- Data to process:
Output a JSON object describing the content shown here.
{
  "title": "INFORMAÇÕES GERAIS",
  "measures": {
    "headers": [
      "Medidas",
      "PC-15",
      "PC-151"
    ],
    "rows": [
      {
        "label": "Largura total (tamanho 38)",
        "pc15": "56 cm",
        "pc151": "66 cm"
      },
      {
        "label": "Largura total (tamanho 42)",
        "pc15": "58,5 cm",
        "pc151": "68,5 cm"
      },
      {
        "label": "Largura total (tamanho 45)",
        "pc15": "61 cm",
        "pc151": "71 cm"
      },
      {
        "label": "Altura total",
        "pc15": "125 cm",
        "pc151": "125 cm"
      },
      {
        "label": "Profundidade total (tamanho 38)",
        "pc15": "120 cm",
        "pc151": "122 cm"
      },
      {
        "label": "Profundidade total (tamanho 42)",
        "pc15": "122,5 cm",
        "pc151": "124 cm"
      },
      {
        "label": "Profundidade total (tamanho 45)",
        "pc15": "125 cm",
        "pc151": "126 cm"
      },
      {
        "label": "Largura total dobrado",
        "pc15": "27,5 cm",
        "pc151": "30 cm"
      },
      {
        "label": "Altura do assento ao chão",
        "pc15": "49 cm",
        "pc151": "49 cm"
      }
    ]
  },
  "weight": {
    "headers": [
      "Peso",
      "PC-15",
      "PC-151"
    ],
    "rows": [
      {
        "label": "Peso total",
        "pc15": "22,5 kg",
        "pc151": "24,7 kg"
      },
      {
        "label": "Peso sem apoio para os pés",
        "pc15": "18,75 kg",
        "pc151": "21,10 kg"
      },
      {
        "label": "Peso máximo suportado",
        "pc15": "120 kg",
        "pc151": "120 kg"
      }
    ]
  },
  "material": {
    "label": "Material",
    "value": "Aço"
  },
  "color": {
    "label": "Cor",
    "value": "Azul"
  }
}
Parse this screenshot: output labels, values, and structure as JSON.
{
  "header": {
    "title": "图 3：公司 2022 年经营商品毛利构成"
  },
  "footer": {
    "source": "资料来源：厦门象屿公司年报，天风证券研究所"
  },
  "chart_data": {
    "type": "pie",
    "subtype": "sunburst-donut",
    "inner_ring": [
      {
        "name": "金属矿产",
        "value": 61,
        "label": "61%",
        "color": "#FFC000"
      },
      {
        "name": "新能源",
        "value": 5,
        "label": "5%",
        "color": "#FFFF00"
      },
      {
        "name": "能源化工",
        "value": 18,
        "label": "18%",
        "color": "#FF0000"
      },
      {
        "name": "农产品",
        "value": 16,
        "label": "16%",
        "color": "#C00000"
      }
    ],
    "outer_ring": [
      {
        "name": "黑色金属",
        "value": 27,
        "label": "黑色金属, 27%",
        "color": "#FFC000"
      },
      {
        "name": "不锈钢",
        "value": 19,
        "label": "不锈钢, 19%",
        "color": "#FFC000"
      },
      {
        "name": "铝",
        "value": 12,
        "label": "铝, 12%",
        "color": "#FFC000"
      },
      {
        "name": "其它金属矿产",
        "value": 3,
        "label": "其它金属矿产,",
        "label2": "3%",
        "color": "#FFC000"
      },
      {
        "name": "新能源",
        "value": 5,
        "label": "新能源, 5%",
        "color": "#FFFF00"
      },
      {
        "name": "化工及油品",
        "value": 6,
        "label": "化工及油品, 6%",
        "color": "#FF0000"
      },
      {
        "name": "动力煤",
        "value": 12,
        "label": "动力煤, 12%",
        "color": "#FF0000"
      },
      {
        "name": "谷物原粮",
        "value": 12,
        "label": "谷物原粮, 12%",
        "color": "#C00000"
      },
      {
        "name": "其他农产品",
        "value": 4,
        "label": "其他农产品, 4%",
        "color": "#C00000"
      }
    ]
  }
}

- What you should do: Please output the entire listing exactly as it stands.

- Reply to the task:
Output a JSON object describing the content shown here.
{
  "title": "INFORMAÇÕES GERAIS",
  "measures": {
    "headers": [
      "Medidas",
      "PC-15",
      "PC-151"
    ],
    "rows": [
      {
        "label": "Largura total (tamanho 38)",
        "pc15": "56 cm",
        "pc151": "66 cm"
      },
      {
        "label": "Largura total (tamanho 42)",
        "pc15": "58,5 cm",
        "pc151": "68,5 cm"
      },
      {
        "label": "Largura total (tamanho 45)",
        "pc15": "61 cm",
        "pc151": "71 cm"
      },
      {
        "label": "Altura total",
        "pc15": "125 cm",
        "pc151": "125 cm"
      },
      {
        "label": "Profundidade total (tamanho 38)",
        "pc15": "120 cm",
        "pc151": "122 cm"
      },
      {
        "label": "Profundidade total (tamanho 42)",
        "pc15": "122,5 cm",
        "pc151": "124 cm"
      },
      {
        "label": "Profundidade total (tamanho 45)",
        "pc15": "125 cm",
        "pc151": "126 cm"
      },
      {
        "label": "Largura total dobrado",
        "pc15": "27,5 cm",
        "pc151": "30 cm"
      },
      {
        "label": "Altura do assento ao chão",
        "pc15": "49 cm",
        "pc151": "49 cm"
      }
    ]
  },
  "weight": {
    "headers": [
      "Peso",
      "PC-15",
      "PC-151"
    ],
    "rows": [
      {
        "label": "Peso total",
        "pc15": "22,5 kg",
        "pc151": "24,7 kg"
      },
      {
        "label": "Peso sem apoio para os pés",
        "pc15": "18,75 kg",
        "pc151": "21,10 kg"
      },
      {
        "label": "Peso máximo suportado",
        "pc15": "120 kg",
        "pc151": "120 kg"
      }
    ]
  },
  "material": {
    "label": "Material",
    "value": "Aço"
  },
  "color": {
    "label": "Cor",
    "value": "Azul"
  }
}
Parse this screenshot: output labels, values, and structure as JSON.
{
  "header": {
    "title": "图 3：公司 2022 年经营商品毛利构成"
  },
  "footer": {
    "source": "资料来源：厦门象屿公司年报，天风证券研究所"
  },
  "chart_data": {
    "type": "pie",
    "subtype": "sunburst-donut",
    "inner_ring": [
      {
        "name": "金属矿产",
        "value": 61,
        "label": "61%",
        "color": "#FFC000"
      },
      {
        "name": "新能源",
        "value": 5,
        "label": "5%",
        "color": "#FFFF00"
      },
      {
        "name": "能源化工",
        "value": 18,
        "label": "18%",
        "color": "#FF0000"
      },
      {
        "name": "农产品",
        "value": 16,
        "label": "16%",
        "color": "#C00000"
      }
    ],
    "outer_ring": [
      {
        "name": "黑色金属",
        "value": 27,
        "label": "黑色金属, 27%",
        "color": "#FFC000"
      },
      {
        "name": "不锈钢",
        "value": 19,
        "label": "不锈钢, 19%",
        "color": "#FFC000"
      },
      {
        "name": "铝",
        "value": 12,
        "label": "铝, 12%",
        "color": "#FFC000"
      },
      {
        "name": "其它金属矿产",
        "value": 3,
        "label": "其它金属矿产,",
        "label2": "3%",
        "color": "#FFC000"
      },
      {
        "name": "新能源",
        "value": 5,
        "label": "新能源, 5%",
        "color": "#FFFF00"
      },
      {
        "name": "化工及油品",
        "value": 6,
        "label": "化工及油品, 6%",
        "color": "#FF0000"
      },
      {
        "name": "动力煤",
        "value": 12,
        "label": "动力煤, 12%",
        "color": "#FF0000"
      },
      {
        "name": "谷物原粮",
        "value": 12,
        "label": "谷物原粮, 12%",
        "color": "#C00000"
      },
      {
        "name": "其他农产品",
        "value": 4,
        "label": "其他农产品, 4%",
        "color": "#C00000"
      }
    ]
  }
}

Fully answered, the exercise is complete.